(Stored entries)
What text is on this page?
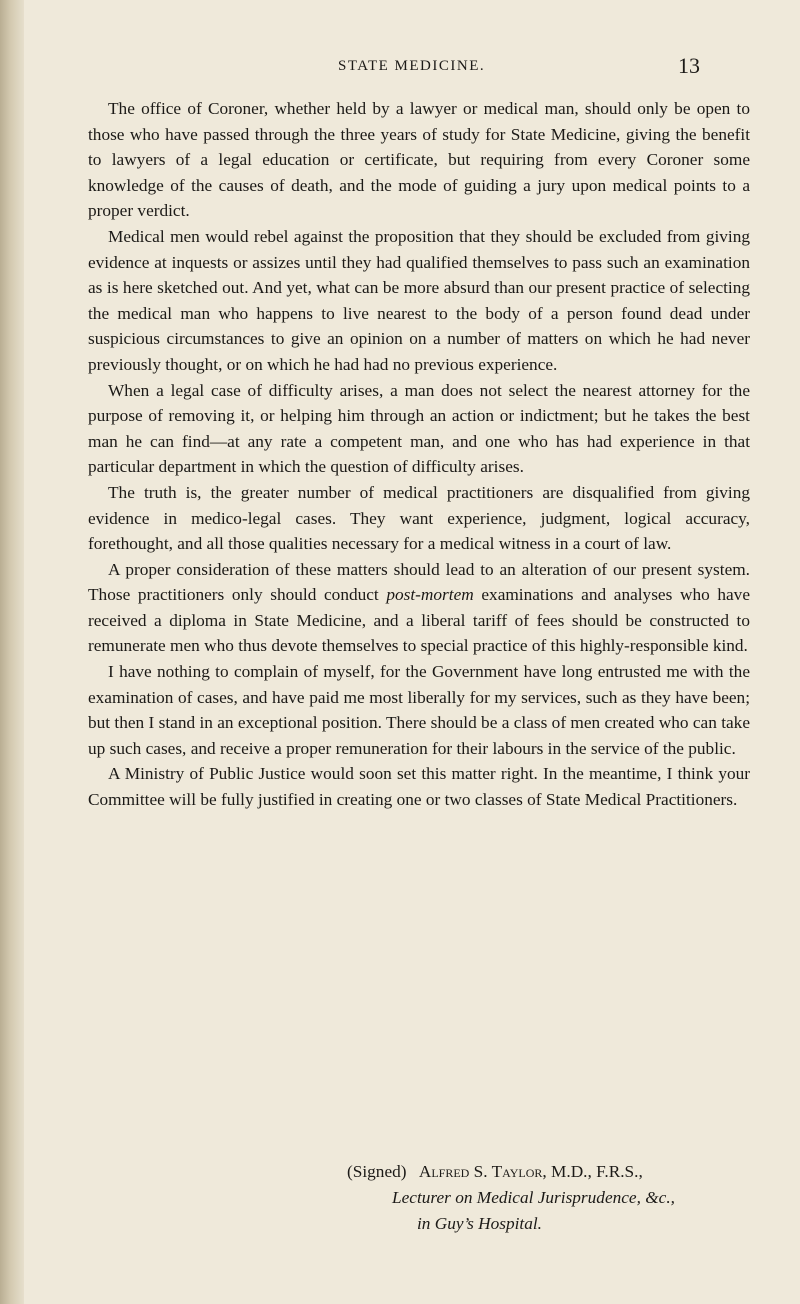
STATE MEDICINE.	13

The office of Coroner, whether held by a lawyer or medical man, should only be open to those who have passed through the three years of study for State Medicine, giving the benefit to lawyers of a legal education or certificate, but requiring from every Coroner some knowledge of the causes of death, and the mode of guiding a jury upon medical points to a proper verdict.

Medical men would rebel against the proposition that they should be excluded from giving evidence at inquests or assizes until they had qualified themselves to pass such an examination as is here sketched out. And yet, what can be more absurd than our present practice of selecting the medical man who happens to live nearest to the body of a person found dead under suspicious circumstances to give an opinion on a number of matters on which he had never previously thought, or on which he had had no previous experience.

When a legal case of difficulty arises, a man does not select the nearest attorney for the purpose of removing it, or helping him through an action or indictment; but he takes the best man he can find—at any rate a competent man, and one who has had experience in that particular department in which the question of difficulty arises.

The truth is, the greater number of medical practitioners are disqualified from giving evidence in medico-legal cases. They want experience, judgment, logical accuracy, forethought, and all those qualities necessary for a medical witness in a court of law.

A proper consideration of these matters should lead to an alteration of our present system. Those practitioners only should conduct post-mortem examinations and analyses who have received a diploma in State Medicine, and a liberal tariff of fees should be constructed to remunerate men who thus devote themselves to special practice of this highly-responsible kind.

I have nothing to complain of myself, for the Government have long entrusted me with the examination of cases, and have paid me most liberally for my services, such as they have been; but then I stand in an exceptional position. There should be a class of men created who can take up such cases, and receive a proper remuneration for their labours in the service of the public.

A Ministry of Public Justice would soon set this matter right. In the meantime, I think your Committee will be fully justified in creating one or two classes of State Medical Practitioners.

(Signed) Alfred S. Taylor, M.D., F.R.S.,
Lecturer on Medical Jurisprudence, &c.,
in Guy’s Hospital.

§ DIRECTIONS FOR THIS TASK: Quote all the records verbatim, dropping any pictures from your copy.

§ WRITTEN RESPONSE:
What text is on this page?
STATE MEDICINE.	13

The office of Coroner, whether held by a lawyer or medical man, should only be open to those who have passed through the three years of study for State Medicine, giving the benefit to lawyers of a legal education or certificate, but requiring from every Coroner some knowledge of the causes of death, and the mode of guiding a jury upon medical points to a proper verdict.

Medical men would rebel against the proposition that they should be excluded from giving evidence at inquests or assizes until they had qualified themselves to pass such an examination as is here sketched out. And yet, what can be more absurd than our present practice of selecting the medical man who happens to live nearest to the body of a person found dead under suspicious circumstances to give an opinion on a number of matters on which he had never previously thought, or on which he had had no previous experience.

When a legal case of difficulty arises, a man does not select the nearest attorney for the purpose of removing it, or helping him through an action or indictment; but he takes the best man he can find—at any rate a competent man, and one who has had experience in that particular department in which the question of difficulty arises.

The truth is, the greater number of medical practitioners are disqualified from giving evidence in medico-legal cases. They want experience, judgment, logical accuracy, forethought, and all those qualities necessary for a medical witness in a court of law.

A proper consideration of these matters should lead to an alteration of our present system. Those practitioners only should conduct post-mortem examinations and analyses who have received a diploma in State Medicine, and a liberal tariff of fees should be constructed to remunerate men who thus devote themselves to special practice of this highly-responsible kind.

I have nothing to complain of myself, for the Government have long entrusted me with the examination of cases, and have paid me most liberally for my services, such as they have been; but then I stand in an exceptional position. There should be a class of men created who can take up such cases, and receive a proper remuneration for their labours in the service of the public.

A Ministry of Public Justice would soon set this matter right. In the meantime, I think your Committee will be fully justified in creating one or two classes of State Medical Practitioners.

(Signed) Alfred S. Taylor, M.D., F.R.S.,
Lecturer on Medical Jurisprudence, &c.,
in Guy’s Hospital.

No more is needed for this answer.